- Problem details:
Write out, precisely and in full, each line of the material.

Part of a data file

========================

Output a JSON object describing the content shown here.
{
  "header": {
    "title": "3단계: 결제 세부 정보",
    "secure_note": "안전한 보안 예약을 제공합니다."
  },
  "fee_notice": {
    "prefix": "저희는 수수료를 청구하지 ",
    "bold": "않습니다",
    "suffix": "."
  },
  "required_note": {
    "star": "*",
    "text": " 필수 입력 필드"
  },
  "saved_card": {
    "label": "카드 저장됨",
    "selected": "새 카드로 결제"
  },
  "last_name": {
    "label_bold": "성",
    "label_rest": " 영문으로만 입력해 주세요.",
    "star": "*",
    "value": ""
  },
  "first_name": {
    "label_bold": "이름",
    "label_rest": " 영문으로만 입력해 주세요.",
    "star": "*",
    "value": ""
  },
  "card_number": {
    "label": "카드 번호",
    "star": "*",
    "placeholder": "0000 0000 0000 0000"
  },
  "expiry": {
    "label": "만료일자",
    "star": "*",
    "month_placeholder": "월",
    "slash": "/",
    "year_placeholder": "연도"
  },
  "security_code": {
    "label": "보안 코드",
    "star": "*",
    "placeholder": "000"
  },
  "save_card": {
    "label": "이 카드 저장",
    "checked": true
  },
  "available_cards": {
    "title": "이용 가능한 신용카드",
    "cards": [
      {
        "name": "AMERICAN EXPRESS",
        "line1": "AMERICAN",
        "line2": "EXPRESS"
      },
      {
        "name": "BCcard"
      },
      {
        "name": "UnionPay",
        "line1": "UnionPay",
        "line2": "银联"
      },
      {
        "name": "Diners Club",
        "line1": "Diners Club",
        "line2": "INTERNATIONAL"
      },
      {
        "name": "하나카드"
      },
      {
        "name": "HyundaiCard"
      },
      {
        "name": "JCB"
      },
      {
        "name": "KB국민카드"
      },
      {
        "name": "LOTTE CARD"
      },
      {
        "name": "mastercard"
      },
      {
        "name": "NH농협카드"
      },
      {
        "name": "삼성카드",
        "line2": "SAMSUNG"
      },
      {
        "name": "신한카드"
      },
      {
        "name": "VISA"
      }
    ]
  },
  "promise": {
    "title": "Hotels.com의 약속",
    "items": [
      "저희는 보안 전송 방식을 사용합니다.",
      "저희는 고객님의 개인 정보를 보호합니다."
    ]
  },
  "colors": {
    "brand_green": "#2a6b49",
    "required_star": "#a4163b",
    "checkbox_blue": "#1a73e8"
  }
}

========================

- Reply:
Output a JSON object describing the content shown here.
{
  "header": {
    "title": "3단계: 결제 세부 정보",
    "secure_note": "안전한 보안 예약을 제공합니다."
  },
  "fee_notice": {
    "prefix": "저희는 수수료를 청구하지 ",
    "bold": "않습니다",
    "suffix": "."
  },
  "required_note": {
    "star": "*",
    "text": " 필수 입력 필드"
  },
  "saved_card": {
    "label": "카드 저장됨",
    "selected": "새 카드로 결제"
  },
  "last_name": {
    "label_bold": "성",
    "label_rest": " 영문으로만 입력해 주세요.",
    "star": "*",
    "value": ""
  },
  "first_name": {
    "label_bold": "이름",
    "label_rest": " 영문으로만 입력해 주세요.",
    "star": "*",
    "value": ""
  },
  "card_number": {
    "label": "카드 번호",
    "star": "*",
    "placeholder": "0000 0000 0000 0000"
  },
  "expiry": {
    "label": "만료일자",
    "star": "*",
    "month_placeholder": "월",
    "slash": "/",
    "year_placeholder": "연도"
  },
  "security_code": {
    "label": "보안 코드",
    "star": "*",
    "placeholder": "000"
  },
  "save_card": {
    "label": "이 카드 저장",
    "checked": true
  },
  "available_cards": {
    "title": "이용 가능한 신용카드",
    "cards": [
      {
        "name": "AMERICAN EXPRESS",
        "line1": "AMERICAN",
        "line2": "EXPRESS"
      },
      {
        "name": "BCcard"
      },
      {
        "name": "UnionPay",
        "line1": "UnionPay",
        "line2": "银联"
      },
      {
        "name": "Diners Club",
        "line1": "Diners Club",
        "line2": "INTERNATIONAL"
      },
      {
        "name": "하나카드"
      },
      {
        "name": "HyundaiCard"
      },
      {
        "name": "JCB"
      },
      {
        "name": "KB국민카드"
      },
      {
        "name": "LOTTE CARD"
      },
      {
        "name": "mastercard"
      },
      {
        "name": "NH농협카드"
      },
      {
        "name": "삼성카드",
        "line2": "SAMSUNG"
      },
      {
        "name": "신한카드"
      },
      {
        "name": "VISA"
      }
    ]
  },
  "promise": {
    "title": "Hotels.com의 약속",
    "items": [
      "저희는 보안 전송 방식을 사용합니다.",
      "저희는 고객님의 개인 정보를 보호합니다."
    ]
  },
  "colors": {
    "brand_green": "#2a6b49",
    "required_star": "#a4163b",
    "checkbox_blue": "#1a73e8"
  }
}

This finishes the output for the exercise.